What you have to do :: Print the entries in full, word for word, but not the pictures.

Material supplied ::
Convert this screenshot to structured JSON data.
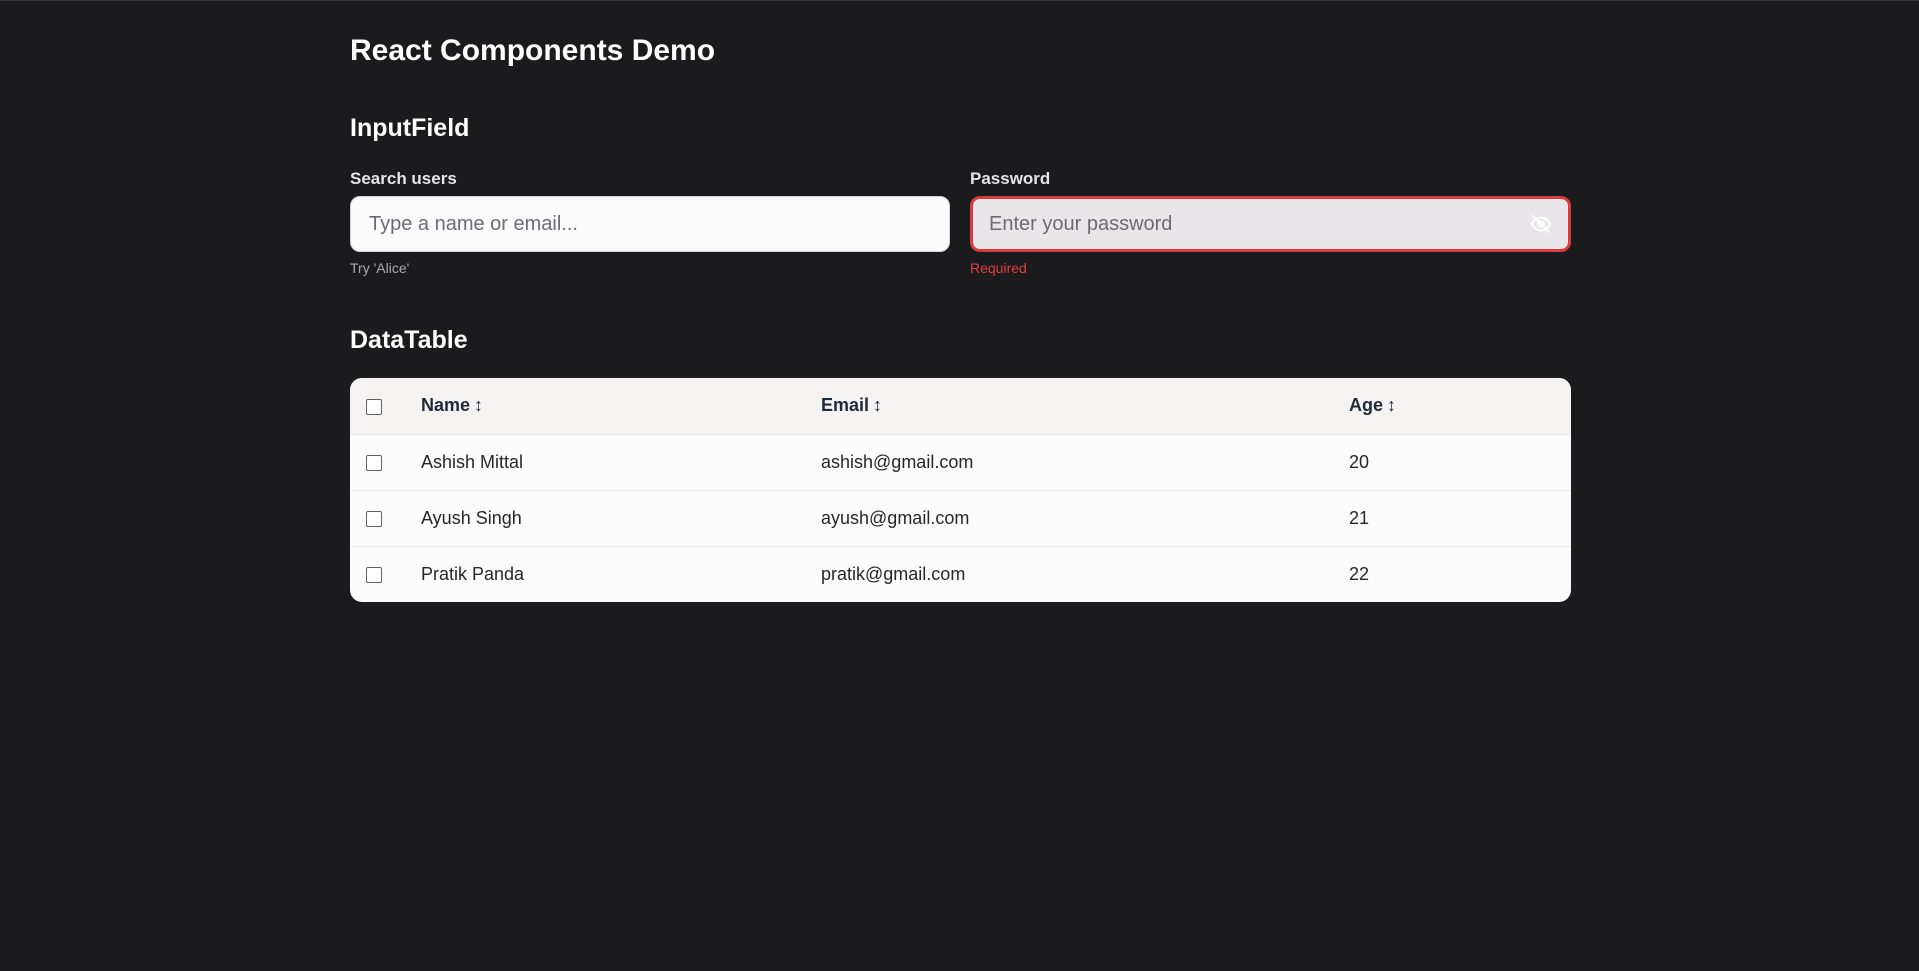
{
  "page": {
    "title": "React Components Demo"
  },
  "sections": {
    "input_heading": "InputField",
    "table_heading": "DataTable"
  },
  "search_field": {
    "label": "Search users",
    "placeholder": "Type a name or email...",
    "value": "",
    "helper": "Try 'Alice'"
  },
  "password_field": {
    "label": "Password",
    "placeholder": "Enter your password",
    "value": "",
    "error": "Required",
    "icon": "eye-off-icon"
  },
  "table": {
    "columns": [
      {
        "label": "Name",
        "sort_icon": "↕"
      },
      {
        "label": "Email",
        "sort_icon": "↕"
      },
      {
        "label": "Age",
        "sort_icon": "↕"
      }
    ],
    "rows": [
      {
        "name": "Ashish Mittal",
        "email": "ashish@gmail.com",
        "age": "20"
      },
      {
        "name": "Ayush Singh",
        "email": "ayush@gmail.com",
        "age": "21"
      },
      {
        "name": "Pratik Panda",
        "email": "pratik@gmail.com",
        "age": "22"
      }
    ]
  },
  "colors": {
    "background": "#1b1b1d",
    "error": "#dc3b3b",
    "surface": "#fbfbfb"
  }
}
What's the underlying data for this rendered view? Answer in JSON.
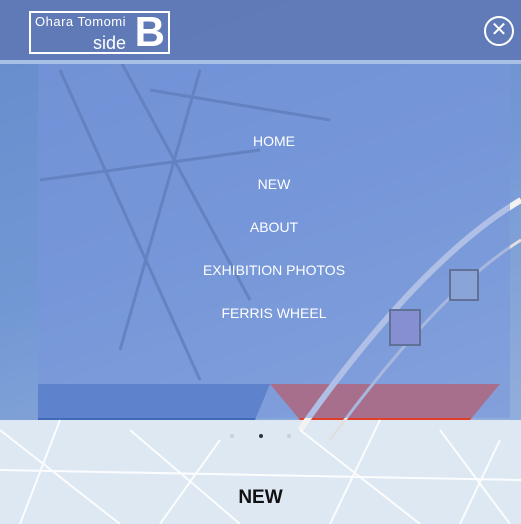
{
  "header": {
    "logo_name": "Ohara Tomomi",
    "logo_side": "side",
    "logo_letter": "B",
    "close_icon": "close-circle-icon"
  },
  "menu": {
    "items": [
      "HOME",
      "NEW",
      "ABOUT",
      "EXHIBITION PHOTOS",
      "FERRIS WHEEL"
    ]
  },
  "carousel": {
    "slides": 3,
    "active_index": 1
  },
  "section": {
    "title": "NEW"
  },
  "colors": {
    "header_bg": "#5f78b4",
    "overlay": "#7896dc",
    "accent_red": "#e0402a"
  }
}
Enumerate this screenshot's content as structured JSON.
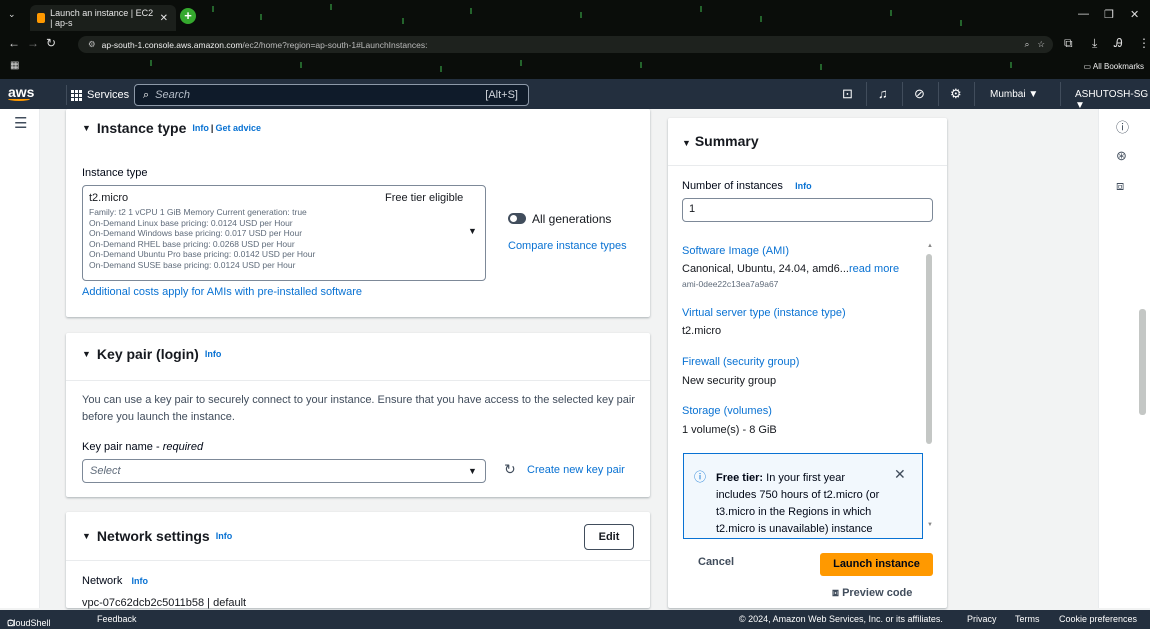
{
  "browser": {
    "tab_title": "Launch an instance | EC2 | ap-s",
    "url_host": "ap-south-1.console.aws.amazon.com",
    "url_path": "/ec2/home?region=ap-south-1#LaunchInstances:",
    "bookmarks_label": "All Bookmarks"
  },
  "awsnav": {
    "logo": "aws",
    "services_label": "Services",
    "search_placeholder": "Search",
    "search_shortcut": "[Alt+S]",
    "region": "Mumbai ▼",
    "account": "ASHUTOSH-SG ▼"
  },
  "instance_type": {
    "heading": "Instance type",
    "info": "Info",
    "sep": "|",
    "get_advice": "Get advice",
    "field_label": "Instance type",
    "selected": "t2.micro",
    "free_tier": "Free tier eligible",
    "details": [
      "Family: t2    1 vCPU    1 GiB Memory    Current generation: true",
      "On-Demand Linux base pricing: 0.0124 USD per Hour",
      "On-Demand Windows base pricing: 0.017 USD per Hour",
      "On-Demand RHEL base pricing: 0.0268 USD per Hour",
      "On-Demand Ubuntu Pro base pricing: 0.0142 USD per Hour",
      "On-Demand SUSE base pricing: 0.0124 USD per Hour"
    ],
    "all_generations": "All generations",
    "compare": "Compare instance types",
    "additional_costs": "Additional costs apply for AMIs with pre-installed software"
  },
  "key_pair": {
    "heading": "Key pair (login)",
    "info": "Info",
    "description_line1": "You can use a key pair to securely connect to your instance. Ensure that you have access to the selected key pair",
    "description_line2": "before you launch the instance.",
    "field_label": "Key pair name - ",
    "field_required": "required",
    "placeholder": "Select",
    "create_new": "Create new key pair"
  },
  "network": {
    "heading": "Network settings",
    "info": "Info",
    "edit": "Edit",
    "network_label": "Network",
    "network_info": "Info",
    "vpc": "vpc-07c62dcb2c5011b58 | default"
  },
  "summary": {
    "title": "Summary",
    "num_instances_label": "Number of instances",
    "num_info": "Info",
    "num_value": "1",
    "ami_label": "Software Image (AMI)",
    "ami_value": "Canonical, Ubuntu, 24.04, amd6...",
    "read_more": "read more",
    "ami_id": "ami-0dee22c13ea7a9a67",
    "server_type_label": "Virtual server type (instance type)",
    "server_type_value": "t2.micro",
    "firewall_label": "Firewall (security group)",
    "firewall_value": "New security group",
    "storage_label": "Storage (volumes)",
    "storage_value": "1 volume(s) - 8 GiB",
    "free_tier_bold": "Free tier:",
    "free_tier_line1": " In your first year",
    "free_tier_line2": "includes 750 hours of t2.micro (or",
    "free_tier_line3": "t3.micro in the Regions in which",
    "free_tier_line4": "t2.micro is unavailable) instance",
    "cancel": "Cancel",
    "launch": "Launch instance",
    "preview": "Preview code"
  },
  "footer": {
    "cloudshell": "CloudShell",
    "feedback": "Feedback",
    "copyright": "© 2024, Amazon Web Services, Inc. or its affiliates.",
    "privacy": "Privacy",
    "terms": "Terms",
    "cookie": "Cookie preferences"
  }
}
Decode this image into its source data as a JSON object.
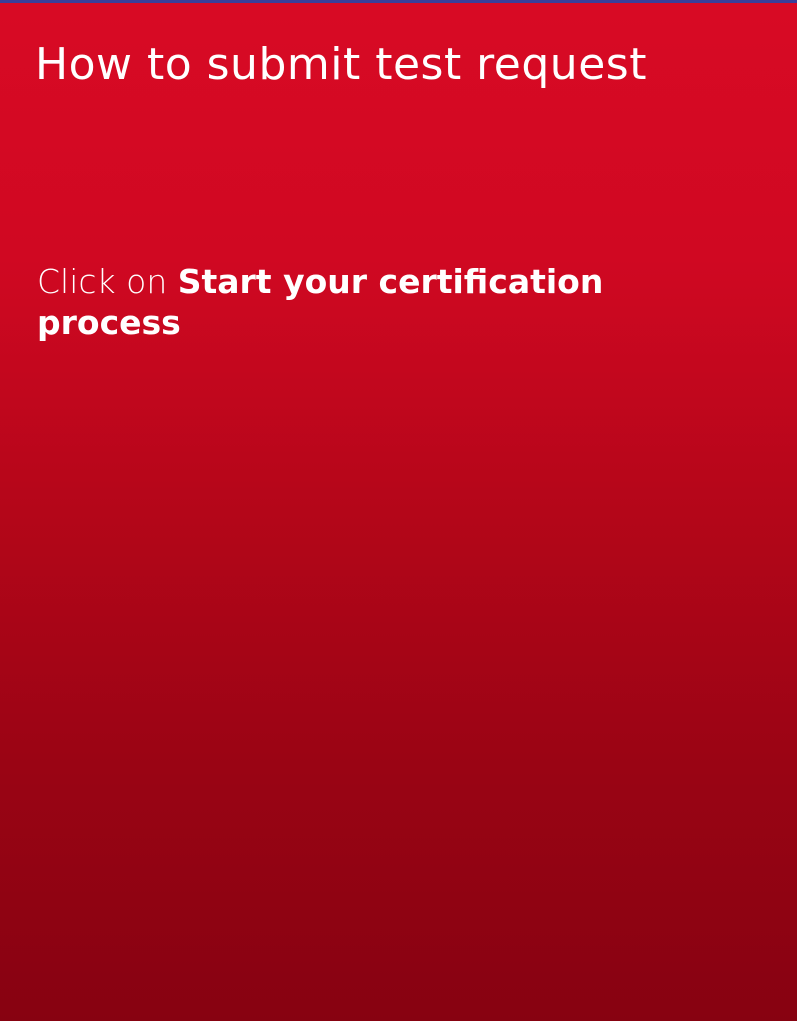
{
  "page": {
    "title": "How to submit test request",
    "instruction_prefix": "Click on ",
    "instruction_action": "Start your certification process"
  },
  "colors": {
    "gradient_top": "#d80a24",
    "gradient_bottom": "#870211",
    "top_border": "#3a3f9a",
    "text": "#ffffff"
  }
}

Completed task ::
Convert this screenshot to structured JSON data.
{
  "page": {
    "title": "React Components Demo"
  },
  "sections": {
    "input_heading": "InputField",
    "table_heading": "DataTable"
  },
  "search_field": {
    "label": "Search users",
    "placeholder": "Type a name or email...",
    "value": "",
    "helper": "Try 'Alice'"
  },
  "password_field": {
    "label": "Password",
    "placeholder": "Enter your password",
    "value": "",
    "error": "Required",
    "icon": "eye-off-icon"
  },
  "table": {
    "columns": [
      {
        "label": "Name",
        "sort_icon": "↕"
      },
      {
        "label": "Email",
        "sort_icon": "↕"
      },
      {
        "label": "Age",
        "sort_icon": "↕"
      }
    ],
    "rows": [
      {
        "name": "Ashish Mittal",
        "email": "ashish@gmail.com",
        "age": "20"
      },
      {
        "name": "Ayush Singh",
        "email": "ayush@gmail.com",
        "age": "21"
      },
      {
        "name": "Pratik Panda",
        "email": "pratik@gmail.com",
        "age": "22"
      }
    ]
  },
  "colors": {
    "background": "#1b1b1d",
    "error": "#dc3b3b",
    "surface": "#fbfbfb"
  }
}
What's the underlying data for this rendered view? Answer in JSON.
{
  "header": {
    "logo_name": "Ohara Tomomi",
    "logo_side": "side",
    "logo_letter": "B",
    "close_icon": "close-circle-icon"
  },
  "menu": {
    "items": [
      "HOME",
      "NEW",
      "ABOUT",
      "EXHIBITION PHOTOS",
      "FERRIS WHEEL"
    ]
  },
  "carousel": {
    "slides": 3,
    "active_index": 1
  },
  "section": {
    "title": "NEW"
  },
  "colors": {
    "header_bg": "#5f78b4",
    "overlay": "#7896dc",
    "accent_red": "#e0402a"
  }
}
Enumerate this screenshot's content as structured JSON.
{
  "browser": {
    "tab_title": "Launch an instance | EC2 | ap-s",
    "url_host": "ap-south-1.console.aws.amazon.com",
    "url_path": "/ec2/home?region=ap-south-1#LaunchInstances:",
    "bookmarks_label": "All Bookmarks"
  },
  "awsnav": {
    "logo": "aws",
    "services_label": "Services",
    "search_placeholder": "Search",
    "search_shortcut": "[Alt+S]",
    "region": "Mumbai ▼",
    "account": "ASHUTOSH-SG ▼"
  },
  "instance_type": {
    "heading": "Instance type",
    "info": "Info",
    "sep": "|",
    "get_advice": "Get advice",
    "field_label": "Instance type",
    "selected": "t2.micro",
    "free_tier": "Free tier eligible",
    "details": [
      "Family: t2    1 vCPU    1 GiB Memory    Current generation: true",
      "On-Demand Linux base pricing: 0.0124 USD per Hour",
      "On-Demand Windows base pricing: 0.017 USD per Hour",
      "On-Demand RHEL base pricing: 0.0268 USD per Hour",
      "On-Demand Ubuntu Pro base pricing: 0.0142 USD per Hour",
      "On-Demand SUSE base pricing: 0.0124 USD per Hour"
    ],
    "all_generations": "All generations",
    "compare": "Compare instance types",
    "additional_costs": "Additional costs apply for AMIs with pre-installed software"
  },
  "key_pair": {
    "heading": "Key pair (login)",
    "info": "Info",
    "description_line1": "You can use a key pair to securely connect to your instance. Ensure that you have access to the selected key pair",
    "description_line2": "before you launch the instance.",
    "field_label": "Key pair name - ",
    "field_required": "required",
    "placeholder": "Select",
    "create_new": "Create new key pair"
  },
  "network": {
    "heading": "Network settings",
    "info": "Info",
    "edit": "Edit",
    "network_label": "Network",
    "network_info": "Info",
    "vpc": "vpc-07c62dcb2c5011b58 | default"
  },
  "summary": {
    "title": "Summary",
    "num_instances_label": "Number of instances",
    "num_info": "Info",
    "num_value": "1",
    "ami_label": "Software Image (AMI)",
    "ami_value": "Canonical, Ubuntu, 24.04, amd6...",
    "read_more": "read more",
    "ami_id": "ami-0dee22c13ea7a9a67",
    "server_type_label": "Virtual server type (instance type)",
    "server_type_value": "t2.micro",
    "firewall_label": "Firewall (security group)",
    "firewall_value": "New security group",
    "storage_label": "Storage (volumes)",
    "storage_value": "1 volume(s) - 8 GiB",
    "free_tier_bold": "Free tier:",
    "free_tier_line1": " In your first year",
    "free_tier_line2": "includes 750 hours of t2.micro (or",
    "free_tier_line3": "t3.micro in the Regions in which",
    "free_tier_line4": "t2.micro is unavailable) instance",
    "cancel": "Cancel",
    "launch": "Launch instance",
    "preview": "Preview code"
  },
  "footer": {
    "cloudshell": "CloudShell",
    "feedback": "Feedback",
    "copyright": "© 2024, Amazon Web Services, Inc. or its affiliates.",
    "privacy": "Privacy",
    "terms": "Terms",
    "cookie": "Cookie preferences"
  }
}
Decode this image into its source data as a JSON object.
{
  "page": {
    "title": "How to submit test request",
    "instruction_prefix": "Click on ",
    "instruction_action": "Start your certification process"
  },
  "colors": {
    "gradient_top": "#d80a24",
    "gradient_bottom": "#870211",
    "top_border": "#3a3f9a",
    "text": "#ffffff"
  }
}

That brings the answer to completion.